[A block of data]
· · ·

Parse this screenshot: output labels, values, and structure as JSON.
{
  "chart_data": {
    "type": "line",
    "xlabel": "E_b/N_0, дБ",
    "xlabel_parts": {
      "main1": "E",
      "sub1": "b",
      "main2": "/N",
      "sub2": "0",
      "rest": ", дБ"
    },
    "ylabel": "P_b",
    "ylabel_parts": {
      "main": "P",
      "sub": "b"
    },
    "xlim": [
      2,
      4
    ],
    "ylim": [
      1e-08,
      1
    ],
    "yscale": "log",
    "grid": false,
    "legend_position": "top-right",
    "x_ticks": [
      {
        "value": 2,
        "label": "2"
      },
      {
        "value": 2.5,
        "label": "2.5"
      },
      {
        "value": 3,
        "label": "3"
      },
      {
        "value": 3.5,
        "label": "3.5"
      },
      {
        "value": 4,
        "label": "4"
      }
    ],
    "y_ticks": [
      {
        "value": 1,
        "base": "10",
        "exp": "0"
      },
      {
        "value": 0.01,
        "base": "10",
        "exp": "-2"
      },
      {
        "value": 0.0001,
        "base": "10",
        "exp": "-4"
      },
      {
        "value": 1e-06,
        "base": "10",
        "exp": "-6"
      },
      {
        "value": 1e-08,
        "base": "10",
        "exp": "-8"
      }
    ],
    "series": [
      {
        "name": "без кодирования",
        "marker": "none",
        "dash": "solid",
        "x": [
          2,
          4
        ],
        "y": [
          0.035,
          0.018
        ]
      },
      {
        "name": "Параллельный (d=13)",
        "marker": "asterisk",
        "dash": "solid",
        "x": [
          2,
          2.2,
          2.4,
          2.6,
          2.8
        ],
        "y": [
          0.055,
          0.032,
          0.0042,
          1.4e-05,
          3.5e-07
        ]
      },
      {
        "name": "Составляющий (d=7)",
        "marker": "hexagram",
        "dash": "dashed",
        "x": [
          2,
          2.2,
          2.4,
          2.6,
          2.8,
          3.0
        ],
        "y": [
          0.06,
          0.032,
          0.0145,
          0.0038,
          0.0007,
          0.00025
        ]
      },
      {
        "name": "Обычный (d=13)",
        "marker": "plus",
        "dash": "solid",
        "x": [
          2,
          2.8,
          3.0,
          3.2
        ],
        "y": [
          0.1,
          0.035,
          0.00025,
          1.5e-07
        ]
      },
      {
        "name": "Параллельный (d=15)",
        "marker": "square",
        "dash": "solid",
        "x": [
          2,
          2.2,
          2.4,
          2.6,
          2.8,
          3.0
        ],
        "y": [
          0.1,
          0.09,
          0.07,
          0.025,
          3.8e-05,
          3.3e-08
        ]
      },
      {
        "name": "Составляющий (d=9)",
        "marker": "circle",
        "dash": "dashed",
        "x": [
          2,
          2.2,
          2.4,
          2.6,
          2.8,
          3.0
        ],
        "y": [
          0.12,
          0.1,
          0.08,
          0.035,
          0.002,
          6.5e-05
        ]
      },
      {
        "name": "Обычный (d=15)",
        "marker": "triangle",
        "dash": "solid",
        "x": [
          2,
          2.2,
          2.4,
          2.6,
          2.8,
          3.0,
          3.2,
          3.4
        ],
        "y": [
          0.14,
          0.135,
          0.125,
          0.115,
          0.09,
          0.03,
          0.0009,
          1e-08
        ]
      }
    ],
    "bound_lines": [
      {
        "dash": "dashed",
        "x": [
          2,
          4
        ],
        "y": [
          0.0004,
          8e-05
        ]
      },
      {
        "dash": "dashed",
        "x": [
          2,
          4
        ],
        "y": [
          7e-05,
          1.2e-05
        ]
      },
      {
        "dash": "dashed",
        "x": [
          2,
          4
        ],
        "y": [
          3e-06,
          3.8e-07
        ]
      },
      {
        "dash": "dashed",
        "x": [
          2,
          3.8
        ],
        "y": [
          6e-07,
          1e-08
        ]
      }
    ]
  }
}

· · ·

→ **What is being asked**: Pick out the lines that include the word "Составляющий" and write them out.

→ **Exercise answer**:
        "name": "Составляющий (d=7)",
        "name": "Составляющий (d=9)",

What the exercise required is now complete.